Stated goal:
Return the entries below in their exact form, leaving the pictures out.

**********

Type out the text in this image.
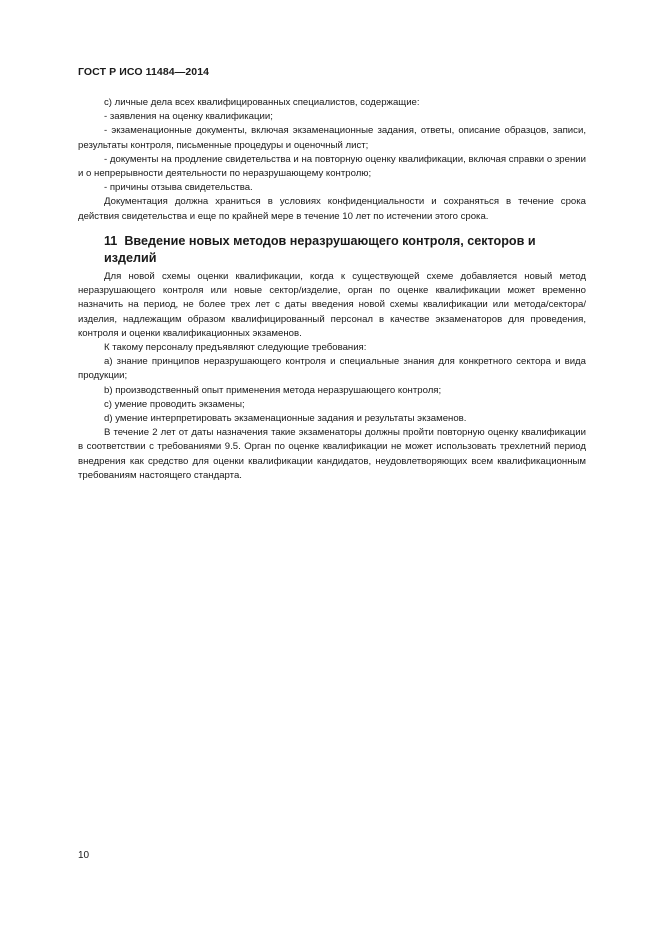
ГОСТ Р ИСО 11484—2014

c) личные дела всех квалифицированных специалистов, содержащие:

- заявления на оценку квалификации;

- экзаменационные документы, включая экзаменационные задания, ответы, описание образцов, записи, результаты контроля, письменные процедуры и оценочный лист;

- документы на продление свидетельства и на повторную оценку квалификации, включая справки о зрении и о непрерывности деятельности по неразрушающему контролю;

- причины отзыва свидетельства.

Документация должна храниться в условиях конфиденциальности и сохраняться в течение срока действия свидетельства и еще по крайней мере в течение 10 лет по истечении этого срока.

11 Введение новых методов неразрушающего контроля, секторов и изделий

Для новой схемы оценки квалификации, когда к существующей схеме добавляется новый метод неразрушающего контроля или новые сектор/изделие, орган по оценке квалификации может временно назначить на период, не более трех лет с даты введения новой схемы квалификации или метода/сектора/изделия, надлежащим образом квалифицированный персонал в качестве экзаменаторов для проведения, контроля и оценки квалификационных экзаменов.

К такому персоналу предъявляют следующие требования:

a) знание принципов неразрушающего контроля и специальные знания для конкретного сектора и вида продукции;

b) производственный опыт применения метода неразрушающего контроля;

c) умение проводить экзамены;

d) умение интерпретировать экзаменационные задания и результаты экзаменов.

В течение 2 лет от даты назначения такие экзаменаторы должны пройти повторную оценку квалификации в соответствии с требованиями 9.5. Орган по оценке квалификации не может использовать трехлетний период внедрения как средство для оценки квалификации кандидатов, неудовлетворяющих всем квалификационным требованиям настоящего стандарта.

10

**********

Response for this exercise:
Type out the text in this image.
ГОСТ Р ИСО 11484—2014

c) личные дела всех квалифицированных специалистов, содержащие:

- заявления на оценку квалификации;

- экзаменационные документы, включая экзаменационные задания, ответы, описание образцов, записи, результаты контроля, письменные процедуры и оценочный лист;

- документы на продление свидетельства и на повторную оценку квалификации, включая справки о зрении и о непрерывности деятельности по неразрушающему контролю;

- причины отзыва свидетельства.

Документация должна храниться в условиях конфиденциальности и сохраняться в течение срока действия свидетельства и еще по крайней мере в течение 10 лет по истечении этого срока.

11 Введение новых методов неразрушающего контроля, секторов и изделий

Для новой схемы оценки квалификации, когда к существующей схеме добавляется новый метод неразрушающего контроля или новые сектор/изделие, орган по оценке квалификации может временно назначить на период, не более трех лет с даты введения новой схемы квалификации или метода/сектора/изделия, надлежащим образом квалифицированный персонал в качестве экзаменаторов для проведения, контроля и оценки квалификационных экзаменов.

К такому персоналу предъявляют следующие требования:

a) знание принципов неразрушающего контроля и специальные знания для конкретного сектора и вида продукции;

b) производственный опыт применения метода неразрушающего контроля;

c) умение проводить экзамены;

d) умение интерпретировать экзаменационные задания и результаты экзаменов.

В течение 2 лет от даты назначения такие экзаменаторы должны пройти повторную оценку квалификации в соответствии с требованиями 9.5. Орган по оценке квалификации не может использовать трехлетний период внедрения как средство для оценки квалификации кандидатов, неудовлетворяющих всем квалификационным требованиям настоящего стандарта.

10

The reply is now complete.